What is needed =
Which lines in the records below contain the word "JSON"? Copy each one out.

Record extracts =
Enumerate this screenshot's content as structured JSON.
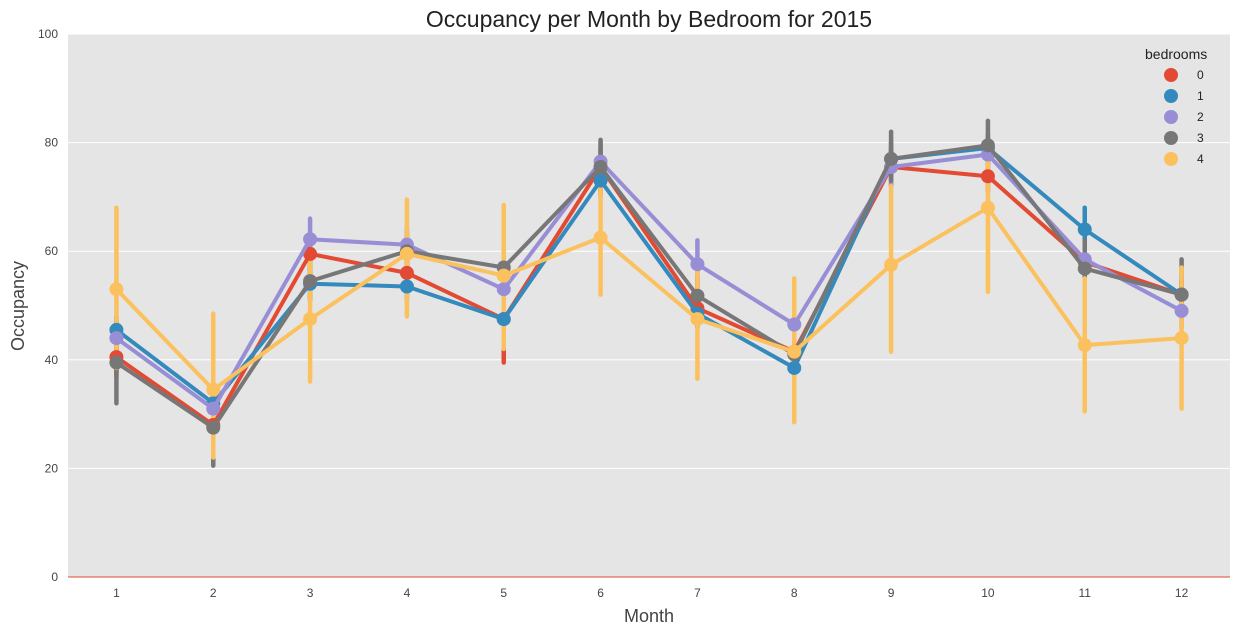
{
  "chart_data": {
    "type": "line",
    "title": "Occupancy per Month by Bedroom for 2015",
    "xlabel": "Month",
    "ylabel": "Occupancy",
    "categories": [
      "1",
      "2",
      "3",
      "4",
      "5",
      "6",
      "7",
      "8",
      "9",
      "10",
      "11",
      "12"
    ],
    "ylim": [
      0,
      100
    ],
    "yticks": [
      "0",
      "20",
      "40",
      "60",
      "80",
      "100"
    ],
    "grid": true,
    "legend": {
      "title": "bedrooms",
      "position": "top-right"
    },
    "series": [
      {
        "name": "0",
        "color": "#E24A33",
        "values": [
          40.5,
          28.0,
          59.5,
          56.0,
          47.5,
          75.5,
          49.5,
          41.5,
          75.5,
          73.8,
          58.0,
          52.0
        ],
        "error_low": [
          37,
          22,
          56,
          53,
          39.5,
          72,
          46,
          38,
          72,
          71,
          55,
          49
        ],
        "error_high": [
          44,
          33,
          63,
          59,
          55,
          79,
          53,
          45,
          79,
          77,
          61,
          55
        ]
      },
      {
        "name": "1",
        "color": "#348ABD",
        "values": [
          45.5,
          32.0,
          54.0,
          53.5,
          47.5,
          73.0,
          48.5,
          38.5,
          77.0,
          79.0,
          64.0,
          52.0
        ],
        "error_low": [
          43,
          29,
          51,
          51,
          44,
          70,
          46,
          36,
          74,
          76.5,
          61,
          49.5
        ],
        "error_high": [
          48,
          35,
          57,
          56,
          51,
          76,
          51,
          41,
          80,
          81.5,
          68,
          54.5
        ]
      },
      {
        "name": "2",
        "color": "#988ED5",
        "values": [
          44.0,
          31.0,
          62.2,
          61.2,
          53.0,
          76.5,
          57.6,
          46.5,
          75.5,
          77.8,
          58.5,
          49.0
        ],
        "error_low": [
          41,
          25,
          58.5,
          58,
          49,
          73,
          53,
          43.5,
          72,
          75,
          55.5,
          46
        ],
        "error_high": [
          47,
          36,
          66,
          64.5,
          57,
          80,
          62,
          49.5,
          79,
          80.5,
          61.5,
          52
        ]
      },
      {
        "name": "3",
        "color": "#777777",
        "values": [
          39.5,
          27.5,
          54.5,
          60.0,
          57.0,
          75.5,
          51.8,
          41.0,
          77.0,
          79.5,
          56.8,
          52.0
        ],
        "error_low": [
          32,
          20.5,
          51,
          56.5,
          54,
          71,
          48,
          36,
          73,
          76,
          53.5,
          48
        ],
        "error_high": [
          47,
          34,
          58,
          63.5,
          60,
          80.5,
          55.5,
          46,
          82,
          84,
          62,
          58.5
        ]
      },
      {
        "name": "4",
        "color": "#FBC15E",
        "values": [
          53.0,
          34.5,
          47.5,
          59.5,
          55.5,
          62.5,
          47.5,
          41.5,
          57.5,
          68.0,
          42.7,
          44.0
        ],
        "error_low": [
          38.5,
          22,
          36,
          48,
          42,
          52,
          36.5,
          28.5,
          41.5,
          52.5,
          30.5,
          31
        ],
        "error_high": [
          68,
          48.5,
          58,
          69.5,
          68.5,
          73,
          58,
          55,
          72,
          80,
          55,
          57
        ]
      }
    ]
  }
}
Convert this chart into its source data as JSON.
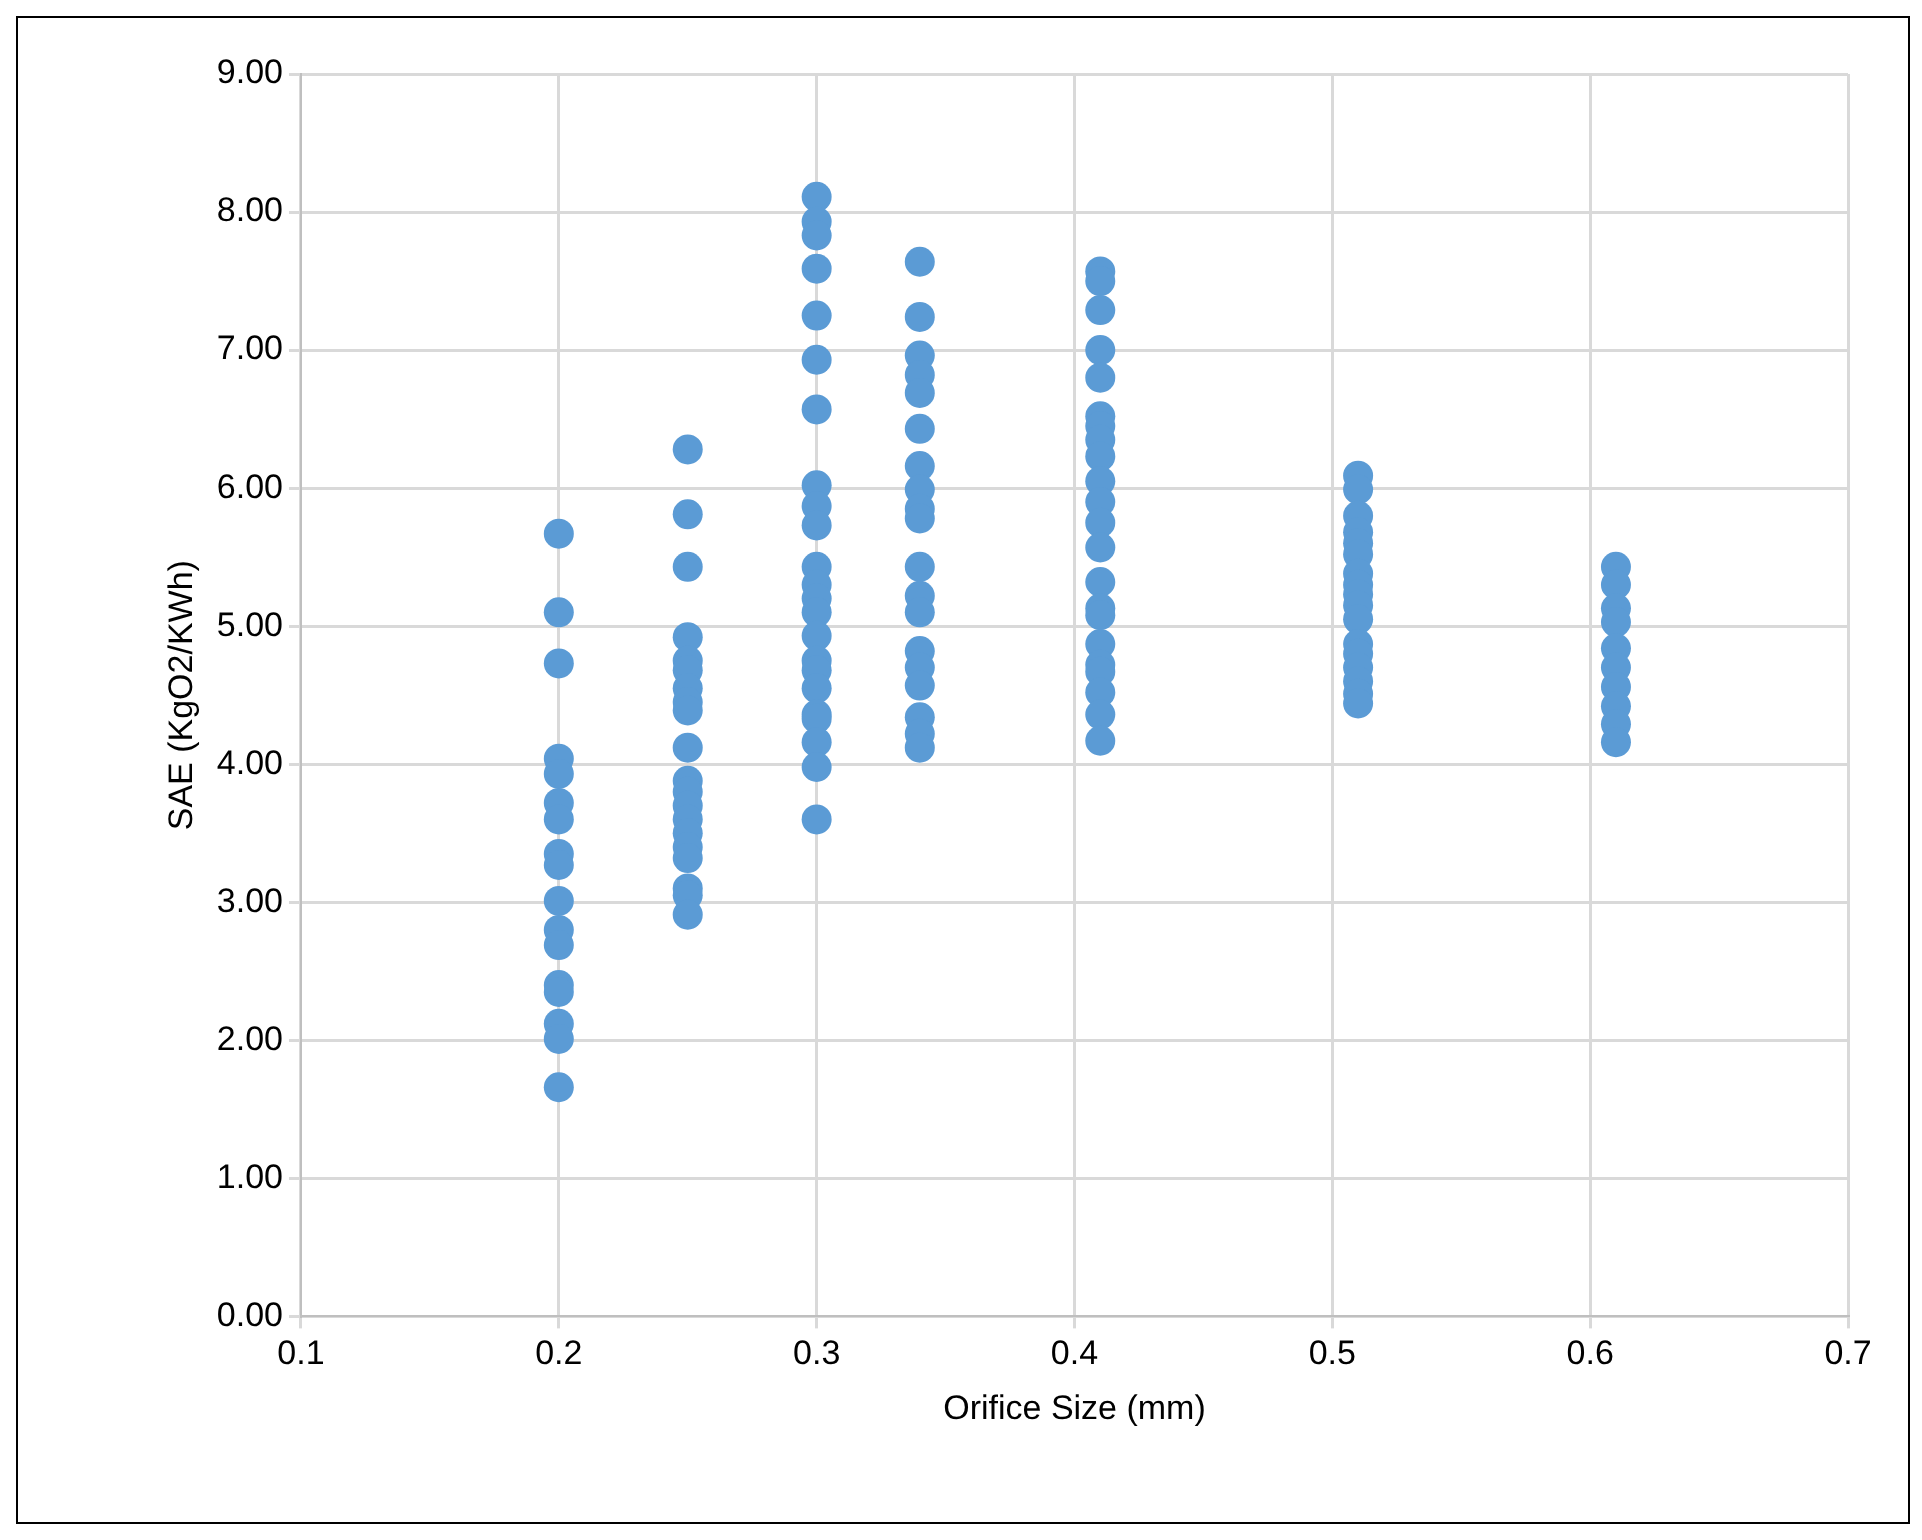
{
  "chart_data": {
    "type": "scatter",
    "xlabel": "Orifice Size (mm)",
    "ylabel": "SAE (KgO2/KWh)",
    "xlim": [
      0.1,
      0.7
    ],
    "xticks": [
      0.1,
      0.2,
      0.3,
      0.4,
      0.5,
      0.6,
      0.7
    ],
    "ylim": [
      0,
      9
    ],
    "yticks": [
      {
        "value": 0,
        "label": "0.00"
      },
      {
        "value": 1,
        "label": "1.00"
      },
      {
        "value": 2,
        "label": "2.00"
      },
      {
        "value": 3,
        "label": "3.00"
      },
      {
        "value": 4,
        "label": "4.00"
      },
      {
        "value": 5,
        "label": "5.00"
      },
      {
        "value": 6,
        "label": "6.00"
      },
      {
        "value": 7,
        "label": "7.00"
      },
      {
        "value": 8,
        "label": "8.00"
      },
      {
        "value": 9,
        "label": "9.00"
      }
    ],
    "grid": true,
    "legend": false,
    "marker": "circle",
    "series": [
      {
        "color": "#5b9bd5",
        "x": [
          0.2,
          0.2,
          0.2,
          0.2,
          0.2,
          0.2,
          0.2,
          0.2,
          0.2,
          0.2,
          0.2,
          0.2,
          0.2,
          0.2,
          0.2,
          0.2,
          0.2,
          0.25,
          0.25,
          0.25,
          0.25,
          0.25,
          0.25,
          0.25,
          0.25,
          0.25,
          0.25,
          0.25,
          0.25,
          0.25,
          0.25,
          0.25,
          0.25,
          0.25,
          0.25,
          0.25,
          0.25,
          0.3,
          0.3,
          0.3,
          0.3,
          0.3,
          0.3,
          0.3,
          0.3,
          0.3,
          0.3,
          0.3,
          0.3,
          0.3,
          0.3,
          0.3,
          0.3,
          0.3,
          0.3,
          0.3,
          0.3,
          0.3,
          0.3,
          0.3,
          0.34,
          0.34,
          0.34,
          0.34,
          0.34,
          0.34,
          0.34,
          0.34,
          0.34,
          0.34,
          0.34,
          0.34,
          0.34,
          0.34,
          0.34,
          0.34,
          0.34,
          0.34,
          0.34,
          0.41,
          0.41,
          0.41,
          0.41,
          0.41,
          0.41,
          0.41,
          0.41,
          0.41,
          0.41,
          0.41,
          0.41,
          0.41,
          0.41,
          0.41,
          0.41,
          0.41,
          0.41,
          0.41,
          0.41,
          0.41,
          0.41,
          0.51,
          0.51,
          0.51,
          0.51,
          0.51,
          0.51,
          0.51,
          0.51,
          0.51,
          0.51,
          0.51,
          0.51,
          0.51,
          0.51,
          0.51,
          0.51,
          0.51,
          0.61,
          0.61,
          0.61,
          0.61,
          0.61,
          0.61,
          0.61,
          0.61,
          0.61,
          0.61
        ],
        "values": [
          5.67,
          5.1,
          4.73,
          4.04,
          3.93,
          3.72,
          3.6,
          3.35,
          3.27,
          3.01,
          2.8,
          2.69,
          2.4,
          2.35,
          2.12,
          2.01,
          1.66,
          6.28,
          5.81,
          5.43,
          4.92,
          4.75,
          4.68,
          4.55,
          4.45,
          4.39,
          4.12,
          3.88,
          3.8,
          3.7,
          3.6,
          3.5,
          3.4,
          3.32,
          3.1,
          3.05,
          2.91,
          8.11,
          7.93,
          7.83,
          7.59,
          7.25,
          6.93,
          6.57,
          6.02,
          5.87,
          5.73,
          5.43,
          5.3,
          5.2,
          5.1,
          4.93,
          4.75,
          4.68,
          4.55,
          4.36,
          4.33,
          4.16,
          3.98,
          3.6,
          7.64,
          7.24,
          6.96,
          6.82,
          6.69,
          6.43,
          6.16,
          5.99,
          5.85,
          5.78,
          5.43,
          5.22,
          5.1,
          4.82,
          4.7,
          4.57,
          4.34,
          4.22,
          4.12,
          7.57,
          7.5,
          7.29,
          7.0,
          6.8,
          6.52,
          6.45,
          6.35,
          6.23,
          6.05,
          5.9,
          5.75,
          5.57,
          5.32,
          5.13,
          5.08,
          4.87,
          4.72,
          4.67,
          4.52,
          4.36,
          4.17,
          6.09,
          5.99,
          5.8,
          5.68,
          5.6,
          5.52,
          5.38,
          5.3,
          5.23,
          5.15,
          5.05,
          4.87,
          4.8,
          4.7,
          4.6,
          4.51,
          4.44,
          5.43,
          5.3,
          5.13,
          5.03,
          4.84,
          4.7,
          4.56,
          4.42,
          4.29,
          4.16
        ]
      }
    ]
  }
}
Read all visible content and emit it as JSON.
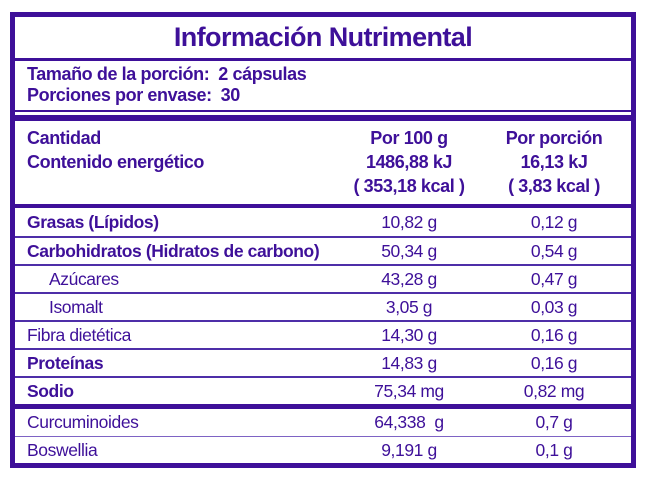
{
  "colors": {
    "purple": "#3E1099",
    "row_line": "#4E2EA8",
    "extra_line": "#7E63C4"
  },
  "title": "Información Nutrimental",
  "serving": {
    "size_label": "Tamaño de la porción:",
    "size_value": "2 cápsulas",
    "count_label": "Porciones por envase:",
    "count_value": "30"
  },
  "header": {
    "amount": "Cantidad",
    "energy": "Contenido energético",
    "per100": {
      "l1": "Por 100 g",
      "l2": "1486,88 kJ",
      "l3": "( 353,18 kcal )"
    },
    "portion": {
      "l1": "Por porción",
      "l2": "16,13 kJ",
      "l3": "( 3,83 kcal )"
    }
  },
  "rows": [
    {
      "name": "Grasas (Lípidos)",
      "per100": "10,82 g",
      "portion": "0,12 g"
    },
    {
      "name": "Carbohidratos (Hidratos de carbono)",
      "per100": "50,34 g",
      "portion": "0,54 g"
    },
    {
      "name": "Azúcares",
      "per100": "43,28 g",
      "portion": "0,47 g"
    },
    {
      "name": "Isomalt",
      "per100": "3,05 g",
      "portion": "0,03 g"
    },
    {
      "name": "Fibra dietética",
      "per100": "14,30 g",
      "portion": "0,16 g"
    },
    {
      "name": "Proteínas",
      "per100": "14,83 g",
      "portion": "0,16 g"
    },
    {
      "name": "Sodio",
      "per100": "75,34 mg",
      "portion": "0,82 mg"
    }
  ],
  "extra_rows": [
    {
      "name": "Curcuminoides",
      "per100": "64,338  g",
      "portion": "0,7 g"
    },
    {
      "name": "Boswellia",
      "per100": "9,191 g",
      "portion": "0,1 g"
    }
  ]
}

Solution for this task =
Enumerate this screenshot's content as structured JSON.
Convert this chart into its source data as JSON.
Read all visible content and emit it as JSON.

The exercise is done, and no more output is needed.